▶ **THE PROBLEM**: Return the records that follow, matching each one exactly.

▶ **DATA SHOWN**:
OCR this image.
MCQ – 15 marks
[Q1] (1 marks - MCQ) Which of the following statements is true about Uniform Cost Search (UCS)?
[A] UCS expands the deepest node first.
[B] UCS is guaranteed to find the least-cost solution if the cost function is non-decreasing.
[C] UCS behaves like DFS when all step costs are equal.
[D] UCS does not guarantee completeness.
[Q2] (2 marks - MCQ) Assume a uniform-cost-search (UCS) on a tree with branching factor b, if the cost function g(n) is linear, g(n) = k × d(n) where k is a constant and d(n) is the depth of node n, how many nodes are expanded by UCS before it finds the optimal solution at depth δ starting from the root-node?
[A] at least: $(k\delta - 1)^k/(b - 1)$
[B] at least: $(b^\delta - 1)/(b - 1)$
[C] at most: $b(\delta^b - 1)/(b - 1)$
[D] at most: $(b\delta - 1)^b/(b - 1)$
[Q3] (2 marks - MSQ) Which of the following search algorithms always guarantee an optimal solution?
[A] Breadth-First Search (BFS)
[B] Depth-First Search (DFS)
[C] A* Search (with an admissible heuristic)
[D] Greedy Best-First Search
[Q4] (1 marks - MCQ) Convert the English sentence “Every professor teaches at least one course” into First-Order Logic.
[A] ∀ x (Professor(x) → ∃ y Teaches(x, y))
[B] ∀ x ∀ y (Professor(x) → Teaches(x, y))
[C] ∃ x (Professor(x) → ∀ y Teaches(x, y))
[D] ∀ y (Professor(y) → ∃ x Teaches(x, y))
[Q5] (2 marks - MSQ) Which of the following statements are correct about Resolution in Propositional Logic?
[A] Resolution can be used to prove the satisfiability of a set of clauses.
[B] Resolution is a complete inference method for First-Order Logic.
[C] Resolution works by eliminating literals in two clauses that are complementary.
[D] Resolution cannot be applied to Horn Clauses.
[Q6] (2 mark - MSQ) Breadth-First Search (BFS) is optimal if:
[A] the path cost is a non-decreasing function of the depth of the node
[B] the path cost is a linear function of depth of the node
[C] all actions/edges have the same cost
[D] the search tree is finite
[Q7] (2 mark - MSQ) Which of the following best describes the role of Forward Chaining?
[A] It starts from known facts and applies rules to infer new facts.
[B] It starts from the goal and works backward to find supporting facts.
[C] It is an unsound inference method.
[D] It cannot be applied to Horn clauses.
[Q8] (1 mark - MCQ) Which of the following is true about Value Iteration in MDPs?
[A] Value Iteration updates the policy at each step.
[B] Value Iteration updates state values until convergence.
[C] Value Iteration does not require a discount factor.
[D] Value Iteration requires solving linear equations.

▶ **SOLUTION FOR THIS TASK**:
OCR this image.
MCQ – 15 marks
[Q1] (1 marks - MCQ) Which of the following statements is true about Uniform Cost Search (UCS)?
[A] UCS expands the deepest node first.
[B] UCS is guaranteed to find the least-cost solution if the cost function is non-decreasing.
[C] UCS behaves like DFS when all step costs are equal.
[D] UCS does not guarantee completeness.
[Q2] (2 marks - MCQ) Assume a uniform-cost-search (UCS) on a tree with branching factor b, if the cost function g(n) is linear, g(n) = k × d(n) where k is a constant and d(n) is the depth of node n, how many nodes are expanded by UCS before it finds the optimal solution at depth δ starting from the root-node?
[A] at least: $(k\delta - 1)^k/(b - 1)$
[B] at least: $(b^\delta - 1)/(b - 1)$
[C] at most: $b(\delta^b - 1)/(b - 1)$
[D] at most: $(b\delta - 1)^b/(b - 1)$
[Q3] (2 marks - MSQ) Which of the following search algorithms always guarantee an optimal solution?
[A] Breadth-First Search (BFS)
[B] Depth-First Search (DFS)
[C] A* Search (with an admissible heuristic)
[D] Greedy Best-First Search
[Q4] (1 marks - MCQ) Convert the English sentence “Every professor teaches at least one course” into First-Order Logic.
[A] ∀ x (Professor(x) → ∃ y Teaches(x, y))
[B] ∀ x ∀ y (Professor(x) → Teaches(x, y))
[C] ∃ x (Professor(x) → ∀ y Teaches(x, y))
[D] ∀ y (Professor(y) → ∃ x Teaches(x, y))
[Q5] (2 marks - MSQ) Which of the following statements are correct about Resolution in Propositional Logic?
[A] Resolution can be used to prove the satisfiability of a set of clauses.
[B] Resolution is a complete inference method for First-Order Logic.
[C] Resolution works by eliminating literals in two clauses that are complementary.
[D] Resolution cannot be applied to Horn Clauses.
[Q6] (2 mark - MSQ) Breadth-First Search (BFS) is optimal if:
[A] the path cost is a non-decreasing function of the depth of the node
[B] the path cost is a linear function of depth of the node
[C] all actions/edges have the same cost
[D] the search tree is finite
[Q7] (2 mark - MSQ) Which of the following best describes the role of Forward Chaining?
[A] It starts from known facts and applies rules to infer new facts.
[B] It starts from the goal and works backward to find supporting facts.
[C] It is an unsound inference method.
[D] It cannot be applied to Horn clauses.
[Q8] (1 mark - MCQ) Which of the following is true about Value Iteration in MDPs?
[A] Value Iteration updates the policy at each step.
[B] Value Iteration updates state values until convergence.
[C] Value Iteration does not require a discount factor.
[D] Value Iteration requires solving linear equations.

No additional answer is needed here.